▶ **TASK PROMPT**:
What follows is a listing; restate every line of it word for word.

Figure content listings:
/---

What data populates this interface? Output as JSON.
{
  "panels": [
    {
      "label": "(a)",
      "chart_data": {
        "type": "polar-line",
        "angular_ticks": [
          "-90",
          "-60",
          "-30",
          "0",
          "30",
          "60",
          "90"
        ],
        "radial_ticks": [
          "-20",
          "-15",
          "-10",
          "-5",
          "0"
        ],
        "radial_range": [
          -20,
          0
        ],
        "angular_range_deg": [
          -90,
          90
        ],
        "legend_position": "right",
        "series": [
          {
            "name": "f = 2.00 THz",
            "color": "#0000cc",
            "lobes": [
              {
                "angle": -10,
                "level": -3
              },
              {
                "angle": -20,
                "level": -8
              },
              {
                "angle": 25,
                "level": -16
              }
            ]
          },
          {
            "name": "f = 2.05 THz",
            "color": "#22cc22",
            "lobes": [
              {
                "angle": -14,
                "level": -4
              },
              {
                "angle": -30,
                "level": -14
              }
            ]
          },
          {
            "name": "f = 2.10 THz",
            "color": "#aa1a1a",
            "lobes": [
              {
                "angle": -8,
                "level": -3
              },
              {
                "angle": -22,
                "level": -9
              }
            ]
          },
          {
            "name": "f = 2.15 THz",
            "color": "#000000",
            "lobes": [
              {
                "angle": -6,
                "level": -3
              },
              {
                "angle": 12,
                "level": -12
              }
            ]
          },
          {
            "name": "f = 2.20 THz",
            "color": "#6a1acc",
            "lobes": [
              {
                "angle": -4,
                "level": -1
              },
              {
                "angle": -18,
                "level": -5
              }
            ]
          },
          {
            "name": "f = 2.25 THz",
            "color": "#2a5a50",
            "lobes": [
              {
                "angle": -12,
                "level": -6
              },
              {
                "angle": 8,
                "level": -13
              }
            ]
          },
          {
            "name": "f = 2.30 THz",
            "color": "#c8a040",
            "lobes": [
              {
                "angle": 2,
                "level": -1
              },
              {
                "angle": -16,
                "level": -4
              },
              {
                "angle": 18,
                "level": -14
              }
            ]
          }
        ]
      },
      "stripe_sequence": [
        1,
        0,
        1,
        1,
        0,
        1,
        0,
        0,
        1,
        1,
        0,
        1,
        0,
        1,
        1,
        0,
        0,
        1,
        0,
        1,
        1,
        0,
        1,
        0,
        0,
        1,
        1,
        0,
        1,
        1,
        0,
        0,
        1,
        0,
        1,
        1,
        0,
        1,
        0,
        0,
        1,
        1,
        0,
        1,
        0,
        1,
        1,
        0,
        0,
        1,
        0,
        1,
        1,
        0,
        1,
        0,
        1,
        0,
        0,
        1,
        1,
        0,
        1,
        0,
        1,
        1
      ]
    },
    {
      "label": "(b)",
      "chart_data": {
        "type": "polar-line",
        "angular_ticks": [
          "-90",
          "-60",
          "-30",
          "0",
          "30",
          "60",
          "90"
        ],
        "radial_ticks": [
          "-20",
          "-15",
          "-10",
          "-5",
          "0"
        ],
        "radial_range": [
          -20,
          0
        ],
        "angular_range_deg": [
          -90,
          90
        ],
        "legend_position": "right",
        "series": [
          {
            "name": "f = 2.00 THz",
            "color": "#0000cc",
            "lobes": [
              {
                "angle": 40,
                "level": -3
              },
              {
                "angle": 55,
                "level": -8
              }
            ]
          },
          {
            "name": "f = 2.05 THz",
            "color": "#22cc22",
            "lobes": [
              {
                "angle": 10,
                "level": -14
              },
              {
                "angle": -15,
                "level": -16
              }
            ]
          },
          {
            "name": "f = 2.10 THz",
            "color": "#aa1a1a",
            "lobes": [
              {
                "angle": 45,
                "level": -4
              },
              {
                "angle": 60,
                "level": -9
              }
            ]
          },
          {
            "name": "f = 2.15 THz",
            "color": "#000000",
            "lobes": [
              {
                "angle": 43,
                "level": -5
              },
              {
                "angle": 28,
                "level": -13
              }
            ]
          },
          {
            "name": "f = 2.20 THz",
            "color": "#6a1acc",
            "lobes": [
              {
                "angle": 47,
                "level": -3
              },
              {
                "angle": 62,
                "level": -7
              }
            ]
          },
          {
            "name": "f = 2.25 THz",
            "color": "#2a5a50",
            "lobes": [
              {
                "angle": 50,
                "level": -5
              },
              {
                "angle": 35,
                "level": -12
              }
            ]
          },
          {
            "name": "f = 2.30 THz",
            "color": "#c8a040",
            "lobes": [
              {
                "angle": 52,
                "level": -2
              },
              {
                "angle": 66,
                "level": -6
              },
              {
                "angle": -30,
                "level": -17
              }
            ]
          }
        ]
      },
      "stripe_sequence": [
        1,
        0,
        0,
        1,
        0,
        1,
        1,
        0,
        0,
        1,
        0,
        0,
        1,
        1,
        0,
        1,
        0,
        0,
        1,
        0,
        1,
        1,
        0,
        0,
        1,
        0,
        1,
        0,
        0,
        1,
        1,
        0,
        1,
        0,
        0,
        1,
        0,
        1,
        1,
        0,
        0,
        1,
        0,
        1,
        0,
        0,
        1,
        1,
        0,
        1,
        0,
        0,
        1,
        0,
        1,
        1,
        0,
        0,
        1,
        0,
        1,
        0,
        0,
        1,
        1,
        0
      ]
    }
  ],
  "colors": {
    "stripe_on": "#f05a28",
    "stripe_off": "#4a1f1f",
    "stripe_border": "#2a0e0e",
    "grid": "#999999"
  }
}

\---

▶ **RESULT OF THE EXERCISE**:
What data populates this interface? Output as JSON.
{
  "panels": [
    {
      "label": "(a)",
      "chart_data": {
        "type": "polar-line",
        "angular_ticks": [
          "-90",
          "-60",
          "-30",
          "0",
          "30",
          "60",
          "90"
        ],
        "radial_ticks": [
          "-20",
          "-15",
          "-10",
          "-5",
          "0"
        ],
        "radial_range": [
          -20,
          0
        ],
        "angular_range_deg": [
          -90,
          90
        ],
        "legend_position": "right",
        "series": [
          {
            "name": "f = 2.00 THz",
            "color": "#0000cc",
            "lobes": [
              {
                "angle": -10,
                "level": -3
              },
              {
                "angle": -20,
                "level": -8
              },
              {
                "angle": 25,
                "level": -16
              }
            ]
          },
          {
            "name": "f = 2.05 THz",
            "color": "#22cc22",
            "lobes": [
              {
                "angle": -14,
                "level": -4
              },
              {
                "angle": -30,
                "level": -14
              }
            ]
          },
          {
            "name": "f = 2.10 THz",
            "color": "#aa1a1a",
            "lobes": [
              {
                "angle": -8,
                "level": -3
              },
              {
                "angle": -22,
                "level": -9
              }
            ]
          },
          {
            "name": "f = 2.15 THz",
            "color": "#000000",
            "lobes": [
              {
                "angle": -6,
                "level": -3
              },
              {
                "angle": 12,
                "level": -12
              }
            ]
          },
          {
            "name": "f = 2.20 THz",
            "color": "#6a1acc",
            "lobes": [
              {
                "angle": -4,
                "level": -1
              },
              {
                "angle": -18,
                "level": -5
              }
            ]
          },
          {
            "name": "f = 2.25 THz",
            "color": "#2a5a50",
            "lobes": [
              {
                "angle": -12,
                "level": -6
              },
              {
                "angle": 8,
                "level": -13
              }
            ]
          },
          {
            "name": "f = 2.30 THz",
            "color": "#c8a040",
            "lobes": [
              {
                "angle": 2,
                "level": -1
              },
              {
                "angle": -16,
                "level": -4
              },
              {
                "angle": 18,
                "level": -14
              }
            ]
          }
        ]
      },
      "stripe_sequence": [
        1,
        0,
        1,
        1,
        0,
        1,
        0,
        0,
        1,
        1,
        0,
        1,
        0,
        1,
        1,
        0,
        0,
        1,
        0,
        1,
        1,
        0,
        1,
        0,
        0,
        1,
        1,
        0,
        1,
        1,
        0,
        0,
        1,
        0,
        1,
        1,
        0,
        1,
        0,
        0,
        1,
        1,
        0,
        1,
        0,
        1,
        1,
        0,
        0,
        1,
        0,
        1,
        1,
        0,
        1,
        0,
        1,
        0,
        0,
        1,
        1,
        0,
        1,
        0,
        1,
        1
      ]
    },
    {
      "label": "(b)",
      "chart_data": {
        "type": "polar-line",
        "angular_ticks": [
          "-90",
          "-60",
          "-30",
          "0",
          "30",
          "60",
          "90"
        ],
        "radial_ticks": [
          "-20",
          "-15",
          "-10",
          "-5",
          "0"
        ],
        "radial_range": [
          -20,
          0
        ],
        "angular_range_deg": [
          -90,
          90
        ],
        "legend_position": "right",
        "series": [
          {
            "name": "f = 2.00 THz",
            "color": "#0000cc",
            "lobes": [
              {
                "angle": 40,
                "level": -3
              },
              {
                "angle": 55,
                "level": -8
              }
            ]
          },
          {
            "name": "f = 2.05 THz",
            "color": "#22cc22",
            "lobes": [
              {
                "angle": 10,
                "level": -14
              },
              {
                "angle": -15,
                "level": -16
              }
            ]
          },
          {
            "name": "f = 2.10 THz",
            "color": "#aa1a1a",
            "lobes": [
              {
                "angle": 45,
                "level": -4
              },
              {
                "angle": 60,
                "level": -9
              }
            ]
          },
          {
            "name": "f = 2.15 THz",
            "color": "#000000",
            "lobes": [
              {
                "angle": 43,
                "level": -5
              },
              {
                "angle": 28,
                "level": -13
              }
            ]
          },
          {
            "name": "f = 2.20 THz",
            "color": "#6a1acc",
            "lobes": [
              {
                "angle": 47,
                "level": -3
              },
              {
                "angle": 62,
                "level": -7
              }
            ]
          },
          {
            "name": "f = 2.25 THz",
            "color": "#2a5a50",
            "lobes": [
              {
                "angle": 50,
                "level": -5
              },
              {
                "angle": 35,
                "level": -12
              }
            ]
          },
          {
            "name": "f = 2.30 THz",
            "color": "#c8a040",
            "lobes": [
              {
                "angle": 52,
                "level": -2
              },
              {
                "angle": 66,
                "level": -6
              },
              {
                "angle": -30,
                "level": -17
              }
            ]
          }
        ]
      },
      "stripe_sequence": [
        1,
        0,
        0,
        1,
        0,
        1,
        1,
        0,
        0,
        1,
        0,
        0,
        1,
        1,
        0,
        1,
        0,
        0,
        1,
        0,
        1,
        1,
        0,
        0,
        1,
        0,
        1,
        0,
        0,
        1,
        1,
        0,
        1,
        0,
        0,
        1,
        0,
        1,
        1,
        0,
        0,
        1,
        0,
        1,
        0,
        0,
        1,
        1,
        0,
        1,
        0,
        0,
        1,
        0,
        1,
        1,
        0,
        0,
        1,
        0,
        1,
        0,
        0,
        1,
        1,
        0
      ]
    }
  ],
  "colors": {
    "stripe_on": "#f05a28",
    "stripe_off": "#4a1f1f",
    "stripe_border": "#2a0e0e",
    "grid": "#999999"
  }
}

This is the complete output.